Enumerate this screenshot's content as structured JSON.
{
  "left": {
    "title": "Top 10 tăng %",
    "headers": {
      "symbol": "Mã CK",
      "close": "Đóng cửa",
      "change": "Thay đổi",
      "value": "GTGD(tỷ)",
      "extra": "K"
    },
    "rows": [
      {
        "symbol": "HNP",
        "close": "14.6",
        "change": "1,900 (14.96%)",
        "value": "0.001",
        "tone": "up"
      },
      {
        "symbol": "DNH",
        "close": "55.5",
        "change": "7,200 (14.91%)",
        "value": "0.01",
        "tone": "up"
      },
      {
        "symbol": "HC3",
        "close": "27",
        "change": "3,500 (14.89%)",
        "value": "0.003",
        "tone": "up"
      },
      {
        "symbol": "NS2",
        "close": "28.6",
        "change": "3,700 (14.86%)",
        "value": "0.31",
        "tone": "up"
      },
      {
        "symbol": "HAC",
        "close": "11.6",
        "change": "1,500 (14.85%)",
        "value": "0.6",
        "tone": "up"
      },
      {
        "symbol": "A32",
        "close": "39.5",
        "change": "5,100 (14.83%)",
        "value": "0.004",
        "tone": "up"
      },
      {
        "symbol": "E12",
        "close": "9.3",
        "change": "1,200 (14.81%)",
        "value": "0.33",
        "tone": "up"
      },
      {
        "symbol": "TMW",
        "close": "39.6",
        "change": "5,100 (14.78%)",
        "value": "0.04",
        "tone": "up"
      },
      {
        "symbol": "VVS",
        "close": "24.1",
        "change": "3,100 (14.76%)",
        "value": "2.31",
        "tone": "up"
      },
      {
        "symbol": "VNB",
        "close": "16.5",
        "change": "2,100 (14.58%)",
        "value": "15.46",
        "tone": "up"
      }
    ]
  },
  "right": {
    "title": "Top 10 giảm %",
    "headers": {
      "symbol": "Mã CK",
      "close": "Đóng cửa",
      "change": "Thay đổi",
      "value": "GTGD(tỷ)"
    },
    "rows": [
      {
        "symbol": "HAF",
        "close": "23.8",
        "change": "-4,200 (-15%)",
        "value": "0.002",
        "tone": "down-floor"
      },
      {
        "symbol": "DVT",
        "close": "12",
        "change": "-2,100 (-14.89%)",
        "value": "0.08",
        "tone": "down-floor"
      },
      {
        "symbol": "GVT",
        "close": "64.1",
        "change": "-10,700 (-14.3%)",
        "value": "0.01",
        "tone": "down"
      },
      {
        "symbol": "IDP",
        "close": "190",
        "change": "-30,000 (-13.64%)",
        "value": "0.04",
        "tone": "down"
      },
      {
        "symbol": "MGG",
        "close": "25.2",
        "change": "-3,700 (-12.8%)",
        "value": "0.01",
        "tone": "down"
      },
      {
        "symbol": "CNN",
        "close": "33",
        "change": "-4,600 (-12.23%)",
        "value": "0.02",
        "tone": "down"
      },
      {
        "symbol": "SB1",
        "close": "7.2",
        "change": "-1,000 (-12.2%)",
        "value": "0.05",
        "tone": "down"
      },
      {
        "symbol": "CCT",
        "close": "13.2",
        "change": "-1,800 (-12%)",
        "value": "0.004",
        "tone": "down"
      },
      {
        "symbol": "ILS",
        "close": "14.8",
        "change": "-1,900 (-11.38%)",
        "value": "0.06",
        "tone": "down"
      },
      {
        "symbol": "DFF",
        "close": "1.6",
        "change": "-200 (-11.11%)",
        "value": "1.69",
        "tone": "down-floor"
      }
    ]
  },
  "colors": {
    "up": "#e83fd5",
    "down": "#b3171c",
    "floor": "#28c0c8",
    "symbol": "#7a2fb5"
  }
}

- - -

### Direction
Nothing should be left out: repeat all of the data exactly.

### Correct result
Enumerate this screenshot's content as structured JSON.
{
  "left": {
    "title": "Top 10 tăng %",
    "headers": {
      "symbol": "Mã CK",
      "close": "Đóng cửa",
      "change": "Thay đổi",
      "value": "GTGD(tỷ)",
      "extra": "K"
    },
    "rows": [
      {
        "symbol": "HNP",
        "close": "14.6",
        "change": "1,900 (14.96%)",
        "value": "0.001",
        "tone": "up"
      },
      {
        "symbol": "DNH",
        "close": "55.5",
        "change": "7,200 (14.91%)",
        "value": "0.01",
        "tone": "up"
      },
      {
        "symbol": "HC3",
        "close": "27",
        "change": "3,500 (14.89%)",
        "value": "0.003",
        "tone": "up"
      },
      {
        "symbol": "NS2",
        "close": "28.6",
        "change": "3,700 (14.86%)",
        "value": "0.31",
        "tone": "up"
      },
      {
        "symbol": "HAC",
        "close": "11.6",
        "change": "1,500 (14.85%)",
        "value": "0.6",
        "tone": "up"
      },
      {
        "symbol": "A32",
        "close": "39.5",
        "change": "5,100 (14.83%)",
        "value": "0.004",
        "tone": "up"
      },
      {
        "symbol": "E12",
        "close": "9.3",
        "change": "1,200 (14.81%)",
        "value": "0.33",
        "tone": "up"
      },
      {
        "symbol": "TMW",
        "close": "39.6",
        "change": "5,100 (14.78%)",
        "value": "0.04",
        "tone": "up"
      },
      {
        "symbol": "VVS",
        "close": "24.1",
        "change": "3,100 (14.76%)",
        "value": "2.31",
        "tone": "up"
      },
      {
        "symbol": "VNB",
        "close": "16.5",
        "change": "2,100 (14.58%)",
        "value": "15.46",
        "tone": "up"
      }
    ]
  },
  "right": {
    "title": "Top 10 giảm %",
    "headers": {
      "symbol": "Mã CK",
      "close": "Đóng cửa",
      "change": "Thay đổi",
      "value": "GTGD(tỷ)"
    },
    "rows": [
      {
        "symbol": "HAF",
        "close": "23.8",
        "change": "-4,200 (-15%)",
        "value": "0.002",
        "tone": "down-floor"
      },
      {
        "symbol": "DVT",
        "close": "12",
        "change": "-2,100 (-14.89%)",
        "value": "0.08",
        "tone": "down-floor"
      },
      {
        "symbol": "GVT",
        "close": "64.1",
        "change": "-10,700 (-14.3%)",
        "value": "0.01",
        "tone": "down"
      },
      {
        "symbol": "IDP",
        "close": "190",
        "change": "-30,000 (-13.64%)",
        "value": "0.04",
        "tone": "down"
      },
      {
        "symbol": "MGG",
        "close": "25.2",
        "change": "-3,700 (-12.8%)",
        "value": "0.01",
        "tone": "down"
      },
      {
        "symbol": "CNN",
        "close": "33",
        "change": "-4,600 (-12.23%)",
        "value": "0.02",
        "tone": "down"
      },
      {
        "symbol": "SB1",
        "close": "7.2",
        "change": "-1,000 (-12.2%)",
        "value": "0.05",
        "tone": "down"
      },
      {
        "symbol": "CCT",
        "close": "13.2",
        "change": "-1,800 (-12%)",
        "value": "0.004",
        "tone": "down"
      },
      {
        "symbol": "ILS",
        "close": "14.8",
        "change": "-1,900 (-11.38%)",
        "value": "0.06",
        "tone": "down"
      },
      {
        "symbol": "DFF",
        "close": "1.6",
        "change": "-200 (-11.11%)",
        "value": "1.69",
        "tone": "down-floor"
      }
    ]
  },
  "colors": {
    "up": "#e83fd5",
    "down": "#b3171c",
    "floor": "#28c0c8",
    "symbol": "#7a2fb5"
  }
}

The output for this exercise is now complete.